What you need to do: Within the records that follow, find every line containing the string "List". Copy those lines.

Record set:

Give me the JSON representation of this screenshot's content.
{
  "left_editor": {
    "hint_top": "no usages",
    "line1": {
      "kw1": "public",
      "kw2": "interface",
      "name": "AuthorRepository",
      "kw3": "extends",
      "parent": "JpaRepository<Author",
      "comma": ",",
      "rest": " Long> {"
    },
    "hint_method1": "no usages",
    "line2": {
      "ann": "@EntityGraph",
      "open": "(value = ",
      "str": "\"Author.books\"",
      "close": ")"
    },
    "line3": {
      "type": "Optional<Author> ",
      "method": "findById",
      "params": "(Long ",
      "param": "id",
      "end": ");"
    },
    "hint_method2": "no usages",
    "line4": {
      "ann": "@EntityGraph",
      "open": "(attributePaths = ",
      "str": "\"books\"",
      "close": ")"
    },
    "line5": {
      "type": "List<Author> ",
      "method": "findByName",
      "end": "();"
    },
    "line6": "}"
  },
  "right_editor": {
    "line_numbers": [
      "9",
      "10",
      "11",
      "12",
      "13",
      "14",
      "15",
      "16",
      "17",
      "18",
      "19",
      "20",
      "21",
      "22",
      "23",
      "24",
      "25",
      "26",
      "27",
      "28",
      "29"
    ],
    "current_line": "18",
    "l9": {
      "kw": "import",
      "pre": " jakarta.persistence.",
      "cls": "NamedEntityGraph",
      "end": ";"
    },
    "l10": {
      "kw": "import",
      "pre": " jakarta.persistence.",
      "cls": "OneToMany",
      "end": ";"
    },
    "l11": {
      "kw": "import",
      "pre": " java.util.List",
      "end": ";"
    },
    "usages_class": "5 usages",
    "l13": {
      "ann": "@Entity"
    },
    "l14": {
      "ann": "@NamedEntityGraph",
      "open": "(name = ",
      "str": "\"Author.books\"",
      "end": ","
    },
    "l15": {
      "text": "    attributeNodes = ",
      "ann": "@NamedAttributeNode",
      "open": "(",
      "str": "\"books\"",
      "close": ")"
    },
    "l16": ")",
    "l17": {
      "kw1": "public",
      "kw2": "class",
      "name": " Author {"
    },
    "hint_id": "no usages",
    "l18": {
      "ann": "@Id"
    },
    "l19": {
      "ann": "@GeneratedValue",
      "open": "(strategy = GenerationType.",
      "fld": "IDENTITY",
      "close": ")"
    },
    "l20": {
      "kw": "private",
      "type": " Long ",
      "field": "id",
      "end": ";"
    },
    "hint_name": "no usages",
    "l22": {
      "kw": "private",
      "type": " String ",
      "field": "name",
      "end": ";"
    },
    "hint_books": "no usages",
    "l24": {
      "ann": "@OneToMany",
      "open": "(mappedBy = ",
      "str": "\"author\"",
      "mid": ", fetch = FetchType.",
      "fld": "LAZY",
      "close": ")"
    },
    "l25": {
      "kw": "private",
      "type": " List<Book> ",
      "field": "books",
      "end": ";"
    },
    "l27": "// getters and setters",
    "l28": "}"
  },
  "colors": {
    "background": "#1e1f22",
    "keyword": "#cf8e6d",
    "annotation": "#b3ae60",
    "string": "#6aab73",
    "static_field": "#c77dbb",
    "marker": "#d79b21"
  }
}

Expected output:
      "type": "List<Author> ",
      "pre": " java.util.List",
      "type": " List<Book> ",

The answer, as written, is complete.